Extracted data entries
*-*-*

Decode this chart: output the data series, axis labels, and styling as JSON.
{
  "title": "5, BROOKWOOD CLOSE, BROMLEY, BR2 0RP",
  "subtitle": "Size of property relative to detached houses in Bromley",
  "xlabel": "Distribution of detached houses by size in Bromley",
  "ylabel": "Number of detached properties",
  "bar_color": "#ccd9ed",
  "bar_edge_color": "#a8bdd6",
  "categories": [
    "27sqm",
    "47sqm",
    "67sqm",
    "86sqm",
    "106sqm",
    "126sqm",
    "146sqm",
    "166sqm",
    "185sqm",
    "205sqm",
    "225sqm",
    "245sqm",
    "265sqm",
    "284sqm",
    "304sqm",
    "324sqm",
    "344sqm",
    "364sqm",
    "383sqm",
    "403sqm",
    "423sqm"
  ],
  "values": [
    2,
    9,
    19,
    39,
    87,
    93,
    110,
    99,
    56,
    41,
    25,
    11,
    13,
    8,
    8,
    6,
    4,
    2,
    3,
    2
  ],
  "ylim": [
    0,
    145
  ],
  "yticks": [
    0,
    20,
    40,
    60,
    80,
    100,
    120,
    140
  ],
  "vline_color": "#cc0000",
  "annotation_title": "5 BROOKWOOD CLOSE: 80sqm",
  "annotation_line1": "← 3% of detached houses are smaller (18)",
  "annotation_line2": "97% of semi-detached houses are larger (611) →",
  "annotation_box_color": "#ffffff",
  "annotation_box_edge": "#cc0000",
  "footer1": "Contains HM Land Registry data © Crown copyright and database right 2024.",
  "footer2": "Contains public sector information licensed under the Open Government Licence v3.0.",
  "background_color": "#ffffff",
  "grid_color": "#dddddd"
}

*-*-*

▸ BRIEF
Reproduce each entry word for word.

▸ SOLUTION TO THE EXERCISE
Decode this chart: output the data series, axis labels, and styling as JSON.
{
  "title": "5, BROOKWOOD CLOSE, BROMLEY, BR2 0RP",
  "subtitle": "Size of property relative to detached houses in Bromley",
  "xlabel": "Distribution of detached houses by size in Bromley",
  "ylabel": "Number of detached properties",
  "bar_color": "#ccd9ed",
  "bar_edge_color": "#a8bdd6",
  "categories": [
    "27sqm",
    "47sqm",
    "67sqm",
    "86sqm",
    "106sqm",
    "126sqm",
    "146sqm",
    "166sqm",
    "185sqm",
    "205sqm",
    "225sqm",
    "245sqm",
    "265sqm",
    "284sqm",
    "304sqm",
    "324sqm",
    "344sqm",
    "364sqm",
    "383sqm",
    "403sqm",
    "423sqm"
  ],
  "values": [
    2,
    9,
    19,
    39,
    87,
    93,
    110,
    99,
    56,
    41,
    25,
    11,
    13,
    8,
    8,
    6,
    4,
    2,
    3,
    2
  ],
  "ylim": [
    0,
    145
  ],
  "yticks": [
    0,
    20,
    40,
    60,
    80,
    100,
    120,
    140
  ],
  "vline_color": "#cc0000",
  "annotation_title": "5 BROOKWOOD CLOSE: 80sqm",
  "annotation_line1": "← 3% of detached houses are smaller (18)",
  "annotation_line2": "97% of semi-detached houses are larger (611) →",
  "annotation_box_color": "#ffffff",
  "annotation_box_edge": "#cc0000",
  "footer1": "Contains HM Land Registry data © Crown copyright and database right 2024.",
  "footer2": "Contains public sector information licensed under the Open Government Licence v3.0.",
  "background_color": "#ffffff",
  "grid_color": "#dddddd"
}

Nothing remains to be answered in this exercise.